(A run of records)

————————

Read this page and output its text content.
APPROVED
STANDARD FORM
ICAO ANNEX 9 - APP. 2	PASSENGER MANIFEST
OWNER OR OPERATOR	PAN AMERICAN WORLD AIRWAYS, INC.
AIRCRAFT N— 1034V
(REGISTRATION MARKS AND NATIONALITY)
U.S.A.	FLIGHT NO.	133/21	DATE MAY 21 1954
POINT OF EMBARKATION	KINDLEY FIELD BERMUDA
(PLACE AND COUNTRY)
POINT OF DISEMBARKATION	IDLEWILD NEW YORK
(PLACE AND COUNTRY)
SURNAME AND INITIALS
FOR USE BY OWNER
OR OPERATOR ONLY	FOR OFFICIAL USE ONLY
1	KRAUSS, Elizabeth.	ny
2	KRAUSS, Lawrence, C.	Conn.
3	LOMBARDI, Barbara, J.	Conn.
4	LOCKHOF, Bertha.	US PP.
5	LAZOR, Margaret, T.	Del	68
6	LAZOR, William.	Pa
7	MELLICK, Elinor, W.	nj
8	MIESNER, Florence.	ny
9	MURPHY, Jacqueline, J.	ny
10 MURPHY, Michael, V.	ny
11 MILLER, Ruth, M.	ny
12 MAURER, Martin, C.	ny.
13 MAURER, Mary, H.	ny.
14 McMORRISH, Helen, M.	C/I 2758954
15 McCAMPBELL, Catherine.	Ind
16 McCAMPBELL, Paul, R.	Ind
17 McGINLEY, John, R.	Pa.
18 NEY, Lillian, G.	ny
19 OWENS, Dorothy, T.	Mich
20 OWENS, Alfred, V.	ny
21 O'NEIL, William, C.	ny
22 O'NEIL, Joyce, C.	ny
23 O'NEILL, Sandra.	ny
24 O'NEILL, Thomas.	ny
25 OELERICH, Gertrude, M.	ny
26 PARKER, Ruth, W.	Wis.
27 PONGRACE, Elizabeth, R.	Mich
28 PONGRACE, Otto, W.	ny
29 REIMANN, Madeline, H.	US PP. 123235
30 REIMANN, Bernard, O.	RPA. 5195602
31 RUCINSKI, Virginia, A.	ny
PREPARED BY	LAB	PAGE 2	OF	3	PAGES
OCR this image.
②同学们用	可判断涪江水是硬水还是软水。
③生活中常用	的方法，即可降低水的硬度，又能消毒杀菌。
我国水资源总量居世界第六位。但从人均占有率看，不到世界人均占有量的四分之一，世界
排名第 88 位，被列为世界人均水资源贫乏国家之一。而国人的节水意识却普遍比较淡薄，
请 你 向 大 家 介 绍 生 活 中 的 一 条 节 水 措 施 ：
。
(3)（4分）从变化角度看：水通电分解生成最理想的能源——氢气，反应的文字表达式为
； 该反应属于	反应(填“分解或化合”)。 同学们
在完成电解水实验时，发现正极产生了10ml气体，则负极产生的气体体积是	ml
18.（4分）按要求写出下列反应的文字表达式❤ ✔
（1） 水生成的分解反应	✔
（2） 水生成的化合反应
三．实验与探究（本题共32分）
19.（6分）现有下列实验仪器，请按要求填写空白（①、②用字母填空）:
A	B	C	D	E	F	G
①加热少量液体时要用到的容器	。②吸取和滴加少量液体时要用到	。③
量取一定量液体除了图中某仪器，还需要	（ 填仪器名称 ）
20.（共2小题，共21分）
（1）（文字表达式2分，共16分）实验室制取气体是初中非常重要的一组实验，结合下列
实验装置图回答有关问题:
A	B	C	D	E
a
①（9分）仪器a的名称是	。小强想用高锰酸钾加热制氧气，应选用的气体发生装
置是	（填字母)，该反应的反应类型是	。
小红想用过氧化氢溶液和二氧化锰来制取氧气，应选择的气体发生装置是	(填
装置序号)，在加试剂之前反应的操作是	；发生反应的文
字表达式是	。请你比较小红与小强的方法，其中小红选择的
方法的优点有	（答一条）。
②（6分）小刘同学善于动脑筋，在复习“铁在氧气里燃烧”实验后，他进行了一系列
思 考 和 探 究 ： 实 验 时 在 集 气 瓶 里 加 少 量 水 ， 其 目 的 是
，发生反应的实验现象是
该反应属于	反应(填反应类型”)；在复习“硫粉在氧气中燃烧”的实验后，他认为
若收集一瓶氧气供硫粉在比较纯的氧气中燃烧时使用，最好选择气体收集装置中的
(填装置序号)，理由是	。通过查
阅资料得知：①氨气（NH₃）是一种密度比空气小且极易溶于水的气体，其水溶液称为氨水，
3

————————

Task instructions
Each record above should be repeated exactly as it appears.

Written response
Read this page and output its text content.
APPROVED
STANDARD FORM
ICAO ANNEX 9 - APP. 2	PASSENGER MANIFEST
OWNER OR OPERATOR	PAN AMERICAN WORLD AIRWAYS, INC.
AIRCRAFT N— 1034V
(REGISTRATION MARKS AND NATIONALITY)
U.S.A.	FLIGHT NO.	133/21	DATE MAY 21 1954
POINT OF EMBARKATION	KINDLEY FIELD BERMUDA
(PLACE AND COUNTRY)
POINT OF DISEMBARKATION	IDLEWILD NEW YORK
(PLACE AND COUNTRY)
SURNAME AND INITIALS
FOR USE BY OWNER
OR OPERATOR ONLY	FOR OFFICIAL USE ONLY
1	KRAUSS, Elizabeth.	ny
2	KRAUSS, Lawrence, C.	Conn.
3	LOMBARDI, Barbara, J.	Conn.
4	LOCKHOF, Bertha.	US PP.
5	LAZOR, Margaret, T.	Del	68
6	LAZOR, William.	Pa
7	MELLICK, Elinor, W.	nj
8	MIESNER, Florence.	ny
9	MURPHY, Jacqueline, J.	ny
10 MURPHY, Michael, V.	ny
11 MILLER, Ruth, M.	ny
12 MAURER, Martin, C.	ny.
13 MAURER, Mary, H.	ny.
14 McMORRISH, Helen, M.	C/I 2758954
15 McCAMPBELL, Catherine.	Ind
16 McCAMPBELL, Paul, R.	Ind
17 McGINLEY, John, R.	Pa.
18 NEY, Lillian, G.	ny
19 OWENS, Dorothy, T.	Mich
20 OWENS, Alfred, V.	ny
21 O'NEIL, William, C.	ny
22 O'NEIL, Joyce, C.	ny
23 O'NEILL, Sandra.	ny
24 O'NEILL, Thomas.	ny
25 OELERICH, Gertrude, M.	ny
26 PARKER, Ruth, W.	Wis.
27 PONGRACE, Elizabeth, R.	Mich
28 PONGRACE, Otto, W.	ny
29 REIMANN, Madeline, H.	US PP. 123235
30 REIMANN, Bernard, O.	RPA. 5195602
31 RUCINSKI, Virginia, A.	ny
PREPARED BY	LAB	PAGE 2	OF	3	PAGES
OCR this image.
②同学们用	可判断涪江水是硬水还是软水。
③生活中常用	的方法，即可降低水的硬度，又能消毒杀菌。
我国水资源总量居世界第六位。但从人均占有率看，不到世界人均占有量的四分之一，世界
排名第 88 位，被列为世界人均水资源贫乏国家之一。而国人的节水意识却普遍比较淡薄，
请 你 向 大 家 介 绍 生 活 中 的 一 条 节 水 措 施 ：
。
(3)（4分）从变化角度看：水通电分解生成最理想的能源——氢气，反应的文字表达式为
； 该反应属于	反应(填“分解或化合”)。 同学们
在完成电解水实验时，发现正极产生了10ml气体，则负极产生的气体体积是	ml
18.（4分）按要求写出下列反应的文字表达式❤ ✔
（1） 水生成的分解反应	✔
（2） 水生成的化合反应
三．实验与探究（本题共32分）
19.（6分）现有下列实验仪器，请按要求填写空白（①、②用字母填空）:
A	B	C	D	E	F	G
①加热少量液体时要用到的容器	。②吸取和滴加少量液体时要用到	。③
量取一定量液体除了图中某仪器，还需要	（ 填仪器名称 ）
20.（共2小题，共21分）
（1）（文字表达式2分，共16分）实验室制取气体是初中非常重要的一组实验，结合下列
实验装置图回答有关问题:
A	B	C	D	E
a
①（9分）仪器a的名称是	。小强想用高锰酸钾加热制氧气，应选用的气体发生装
置是	（填字母)，该反应的反应类型是	。
小红想用过氧化氢溶液和二氧化锰来制取氧气，应选择的气体发生装置是	(填
装置序号)，在加试剂之前反应的操作是	；发生反应的文
字表达式是	。请你比较小红与小强的方法，其中小红选择的
方法的优点有	（答一条）。
②（6分）小刘同学善于动脑筋，在复习“铁在氧气里燃烧”实验后，他进行了一系列
思 考 和 探 究 ： 实 验 时 在 集 气 瓶 里 加 少 量 水 ， 其 目 的 是
，发生反应的实验现象是
该反应属于	反应(填反应类型”)；在复习“硫粉在氧气中燃烧”的实验后，他认为
若收集一瓶氧气供硫粉在比较纯的氧气中燃烧时使用，最好选择气体收集装置中的
(填装置序号)，理由是	。通过查
阅资料得知：①氨气（NH₃）是一种密度比空气小且极易溶于水的气体，其水溶液称为氨水，
3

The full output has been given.